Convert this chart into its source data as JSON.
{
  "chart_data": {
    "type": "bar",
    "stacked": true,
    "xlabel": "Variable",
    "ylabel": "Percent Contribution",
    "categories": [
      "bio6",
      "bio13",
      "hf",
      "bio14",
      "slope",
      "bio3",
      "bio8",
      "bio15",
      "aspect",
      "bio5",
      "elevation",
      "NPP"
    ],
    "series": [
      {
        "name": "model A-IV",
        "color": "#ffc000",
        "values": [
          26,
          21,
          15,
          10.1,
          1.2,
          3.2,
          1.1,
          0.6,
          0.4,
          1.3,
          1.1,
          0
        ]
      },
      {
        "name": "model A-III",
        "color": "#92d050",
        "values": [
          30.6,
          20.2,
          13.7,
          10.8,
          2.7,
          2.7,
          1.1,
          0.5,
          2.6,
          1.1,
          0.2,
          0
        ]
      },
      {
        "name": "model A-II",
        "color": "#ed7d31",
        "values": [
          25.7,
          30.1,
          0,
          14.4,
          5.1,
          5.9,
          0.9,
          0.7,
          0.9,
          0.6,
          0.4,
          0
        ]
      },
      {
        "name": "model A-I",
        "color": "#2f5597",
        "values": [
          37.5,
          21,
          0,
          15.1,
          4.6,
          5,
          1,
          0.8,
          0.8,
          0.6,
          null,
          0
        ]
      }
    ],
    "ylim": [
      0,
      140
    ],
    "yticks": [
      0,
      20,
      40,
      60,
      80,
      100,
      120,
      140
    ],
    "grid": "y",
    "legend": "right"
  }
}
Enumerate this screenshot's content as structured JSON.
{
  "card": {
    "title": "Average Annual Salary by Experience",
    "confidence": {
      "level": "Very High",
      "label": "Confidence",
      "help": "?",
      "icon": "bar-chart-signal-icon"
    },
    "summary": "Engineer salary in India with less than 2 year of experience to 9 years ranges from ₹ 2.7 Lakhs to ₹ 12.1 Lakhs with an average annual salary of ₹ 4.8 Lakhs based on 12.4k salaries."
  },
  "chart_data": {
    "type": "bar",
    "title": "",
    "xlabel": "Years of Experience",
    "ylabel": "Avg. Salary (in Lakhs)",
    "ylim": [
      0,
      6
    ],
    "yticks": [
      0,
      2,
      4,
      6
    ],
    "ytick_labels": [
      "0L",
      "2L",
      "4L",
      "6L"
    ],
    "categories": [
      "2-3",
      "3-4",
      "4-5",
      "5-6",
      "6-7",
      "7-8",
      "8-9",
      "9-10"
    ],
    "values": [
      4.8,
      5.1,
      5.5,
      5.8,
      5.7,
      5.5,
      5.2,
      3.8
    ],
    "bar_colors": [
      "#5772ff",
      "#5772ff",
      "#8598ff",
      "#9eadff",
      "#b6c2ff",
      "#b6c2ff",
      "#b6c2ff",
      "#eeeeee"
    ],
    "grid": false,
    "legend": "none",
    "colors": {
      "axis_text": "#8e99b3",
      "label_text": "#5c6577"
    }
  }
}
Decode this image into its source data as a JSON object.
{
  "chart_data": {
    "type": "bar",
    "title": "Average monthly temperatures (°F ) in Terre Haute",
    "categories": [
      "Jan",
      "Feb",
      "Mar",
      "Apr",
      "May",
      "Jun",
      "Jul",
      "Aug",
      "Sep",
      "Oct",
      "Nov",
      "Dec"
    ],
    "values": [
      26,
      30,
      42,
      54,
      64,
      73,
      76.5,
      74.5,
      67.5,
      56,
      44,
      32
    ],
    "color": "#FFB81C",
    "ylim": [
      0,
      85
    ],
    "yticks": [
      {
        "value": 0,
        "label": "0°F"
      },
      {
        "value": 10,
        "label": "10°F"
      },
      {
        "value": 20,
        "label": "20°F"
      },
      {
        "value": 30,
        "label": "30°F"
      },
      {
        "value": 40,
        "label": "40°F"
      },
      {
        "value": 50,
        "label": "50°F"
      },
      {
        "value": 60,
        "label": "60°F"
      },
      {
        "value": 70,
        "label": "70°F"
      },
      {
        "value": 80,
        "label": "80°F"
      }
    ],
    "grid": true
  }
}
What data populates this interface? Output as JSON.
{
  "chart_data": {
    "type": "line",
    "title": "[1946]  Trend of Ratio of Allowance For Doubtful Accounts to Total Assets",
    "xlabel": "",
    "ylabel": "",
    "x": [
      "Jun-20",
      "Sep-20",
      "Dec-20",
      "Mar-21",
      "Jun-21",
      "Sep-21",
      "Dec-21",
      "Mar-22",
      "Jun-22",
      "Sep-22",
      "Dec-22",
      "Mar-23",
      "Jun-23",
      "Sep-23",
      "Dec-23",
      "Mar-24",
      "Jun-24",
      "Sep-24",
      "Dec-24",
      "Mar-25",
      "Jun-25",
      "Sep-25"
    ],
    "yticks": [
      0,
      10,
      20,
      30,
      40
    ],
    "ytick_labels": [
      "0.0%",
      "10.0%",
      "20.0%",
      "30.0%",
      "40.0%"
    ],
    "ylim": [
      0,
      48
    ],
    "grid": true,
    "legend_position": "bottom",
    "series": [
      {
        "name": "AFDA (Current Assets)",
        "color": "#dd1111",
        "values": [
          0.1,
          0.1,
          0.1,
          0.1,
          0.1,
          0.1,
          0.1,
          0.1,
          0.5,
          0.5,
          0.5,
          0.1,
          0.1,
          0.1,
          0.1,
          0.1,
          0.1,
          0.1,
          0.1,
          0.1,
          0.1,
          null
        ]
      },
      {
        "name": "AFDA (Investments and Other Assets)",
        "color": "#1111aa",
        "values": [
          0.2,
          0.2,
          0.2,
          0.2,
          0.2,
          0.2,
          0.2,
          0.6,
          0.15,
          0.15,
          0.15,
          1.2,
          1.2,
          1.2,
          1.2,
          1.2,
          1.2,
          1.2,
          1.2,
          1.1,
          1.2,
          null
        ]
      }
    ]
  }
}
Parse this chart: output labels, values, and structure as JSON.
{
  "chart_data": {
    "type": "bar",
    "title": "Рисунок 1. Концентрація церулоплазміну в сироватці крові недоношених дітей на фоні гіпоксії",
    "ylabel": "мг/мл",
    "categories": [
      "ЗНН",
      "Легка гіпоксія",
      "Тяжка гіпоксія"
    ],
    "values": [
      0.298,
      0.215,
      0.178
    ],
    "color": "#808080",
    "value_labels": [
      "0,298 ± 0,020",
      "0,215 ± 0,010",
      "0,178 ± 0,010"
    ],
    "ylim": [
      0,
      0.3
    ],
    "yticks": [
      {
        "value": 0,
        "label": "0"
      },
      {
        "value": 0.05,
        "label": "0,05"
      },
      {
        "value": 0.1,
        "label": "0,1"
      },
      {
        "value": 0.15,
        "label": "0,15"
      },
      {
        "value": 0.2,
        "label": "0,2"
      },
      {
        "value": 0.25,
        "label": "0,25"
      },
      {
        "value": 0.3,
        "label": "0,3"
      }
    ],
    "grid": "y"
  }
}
────
STATED TASK: Quote the listing in full, please, keeping every line exact.

ANSWER:
Convert this chart into its source data as JSON.
{
  "chart_data": {
    "type": "bar",
    "stacked": true,
    "xlabel": "Variable",
    "ylabel": "Percent Contribution",
    "categories": [
      "bio6",
      "bio13",
      "hf",
      "bio14",
      "slope",
      "bio3",
      "bio8",
      "bio15",
      "aspect",
      "bio5",
      "elevation",
      "NPP"
    ],
    "series": [
      {
        "name": "model A-IV",
        "color": "#ffc000",
        "values": [
          26,
          21,
          15,
          10.1,
          1.2,
          3.2,
          1.1,
          0.6,
          0.4,
          1.3,
          1.1,
          0
        ]
      },
      {
        "name": "model A-III",
        "color": "#92d050",
        "values": [
          30.6,
          20.2,
          13.7,
          10.8,
          2.7,
          2.7,
          1.1,
          0.5,
          2.6,
          1.1,
          0.2,
          0
        ]
      },
      {
        "name": "model A-II",
        "color": "#ed7d31",
        "values": [
          25.7,
          30.1,
          0,
          14.4,
          5.1,
          5.9,
          0.9,
          0.7,
          0.9,
          0.6,
          0.4,
          0
        ]
      },
      {
        "name": "model A-I",
        "color": "#2f5597",
        "values": [
          37.5,
          21,
          0,
          15.1,
          4.6,
          5,
          1,
          0.8,
          0.8,
          0.6,
          null,
          0
        ]
      }
    ],
    "ylim": [
      0,
      140
    ],
    "yticks": [
      0,
      20,
      40,
      60,
      80,
      100,
      120,
      140
    ],
    "grid": "y",
    "legend": "right"
  }
}
Enumerate this screenshot's content as structured JSON.
{
  "card": {
    "title": "Average Annual Salary by Experience",
    "confidence": {
      "level": "Very High",
      "label": "Confidence",
      "help": "?",
      "icon": "bar-chart-signal-icon"
    },
    "summary": "Engineer salary in India with less than 2 year of experience to 9 years ranges from ₹ 2.7 Lakhs to ₹ 12.1 Lakhs with an average annual salary of ₹ 4.8 Lakhs based on 12.4k salaries."
  },
  "chart_data": {
    "type": "bar",
    "title": "",
    "xlabel": "Years of Experience",
    "ylabel": "Avg. Salary (in Lakhs)",
    "ylim": [
      0,
      6
    ],
    "yticks": [
      0,
      2,
      4,
      6
    ],
    "ytick_labels": [
      "0L",
      "2L",
      "4L",
      "6L"
    ],
    "categories": [
      "2-3",
      "3-4",
      "4-5",
      "5-6",
      "6-7",
      "7-8",
      "8-9",
      "9-10"
    ],
    "values": [
      4.8,
      5.1,
      5.5,
      5.8,
      5.7,
      5.5,
      5.2,
      3.8
    ],
    "bar_colors": [
      "#5772ff",
      "#5772ff",
      "#8598ff",
      "#9eadff",
      "#b6c2ff",
      "#b6c2ff",
      "#b6c2ff",
      "#eeeeee"
    ],
    "grid": false,
    "legend": "none",
    "colors": {
      "axis_text": "#8e99b3",
      "label_text": "#5c6577"
    }
  }
}
Decode this image into its source data as a JSON object.
{
  "chart_data": {
    "type": "bar",
    "title": "Average monthly temperatures (°F ) in Terre Haute",
    "categories": [
      "Jan",
      "Feb",
      "Mar",
      "Apr",
      "May",
      "Jun",
      "Jul",
      "Aug",
      "Sep",
      "Oct",
      "Nov",
      "Dec"
    ],
    "values": [
      26,
      30,
      42,
      54,
      64,
      73,
      76.5,
      74.5,
      67.5,
      56,
      44,
      32
    ],
    "color": "#FFB81C",
    "ylim": [
      0,
      85
    ],
    "yticks": [
      {
        "value": 0,
        "label": "0°F"
      },
      {
        "value": 10,
        "label": "10°F"
      },
      {
        "value": 20,
        "label": "20°F"
      },
      {
        "value": 30,
        "label": "30°F"
      },
      {
        "value": 40,
        "label": "40°F"
      },
      {
        "value": 50,
        "label": "50°F"
      },
      {
        "value": 60,
        "label": "60°F"
      },
      {
        "value": 70,
        "label": "70°F"
      },
      {
        "value": 80,
        "label": "80°F"
      }
    ],
    "grid": true
  }
}
What data populates this interface? Output as JSON.
{
  "chart_data": {
    "type": "line",
    "title": "[1946]  Trend of Ratio of Allowance For Doubtful Accounts to Total Assets",
    "xlabel": "",
    "ylabel": "",
    "x": [
      "Jun-20",
      "Sep-20",
      "Dec-20",
      "Mar-21",
      "Jun-21",
      "Sep-21",
      "Dec-21",
      "Mar-22",
      "Jun-22",
      "Sep-22",
      "Dec-22",
      "Mar-23",
      "Jun-23",
      "Sep-23",
      "Dec-23",
      "Mar-24",
      "Jun-24",
      "Sep-24",
      "Dec-24",
      "Mar-25",
      "Jun-25",
      "Sep-25"
    ],
    "yticks": [
      0,
      10,
      20,
      30,
      40
    ],
    "ytick_labels": [
      "0.0%",
      "10.0%",
      "20.0%",
      "30.0%",
      "40.0%"
    ],
    "ylim": [
      0,
      48
    ],
    "grid": true,
    "legend_position": "bottom",
    "series": [
      {
        "name": "AFDA (Current Assets)",
        "color": "#dd1111",
        "values": [
          0.1,
          0.1,
          0.1,
          0.1,
          0.1,
          0.1,
          0.1,
          0.1,
          0.5,
          0.5,
          0.5,
          0.1,
          0.1,
          0.1,
          0.1,
          0.1,
          0.1,
          0.1,
          0.1,
          0.1,
          0.1,
          null
        ]
      },
      {
        "name": "AFDA (Investments and Other Assets)",
        "color": "#1111aa",
        "values": [
          0.2,
          0.2,
          0.2,
          0.2,
          0.2,
          0.2,
          0.2,
          0.6,
          0.15,
          0.15,
          0.15,
          1.2,
          1.2,
          1.2,
          1.2,
          1.2,
          1.2,
          1.2,
          1.2,
          1.1,
          1.2,
          null
        ]
      }
    ]
  }
}
Parse this chart: output labels, values, and structure as JSON.
{
  "chart_data": {
    "type": "bar",
    "title": "Рисунок 1. Концентрація церулоплазміну в сироватці крові недоношених дітей на фоні гіпоксії",
    "ylabel": "мг/мл",
    "categories": [
      "ЗНН",
      "Легка гіпоксія",
      "Тяжка гіпоксія"
    ],
    "values": [
      0.298,
      0.215,
      0.178
    ],
    "color": "#808080",
    "value_labels": [
      "0,298 ± 0,020",
      "0,215 ± 0,010",
      "0,178 ± 0,010"
    ],
    "ylim": [
      0,
      0.3
    ],
    "yticks": [
      {
        "value": 0,
        "label": "0"
      },
      {
        "value": 0.05,
        "label": "0,05"
      },
      {
        "value": 0.1,
        "label": "0,1"
      },
      {
        "value": 0.15,
        "label": "0,15"
      },
      {
        "value": 0.2,
        "label": "0,2"
      },
      {
        "value": 0.25,
        "label": "0,25"
      },
      {
        "value": 0.3,
        "label": "0,3"
      }
    ],
    "grid": "y"
  }
}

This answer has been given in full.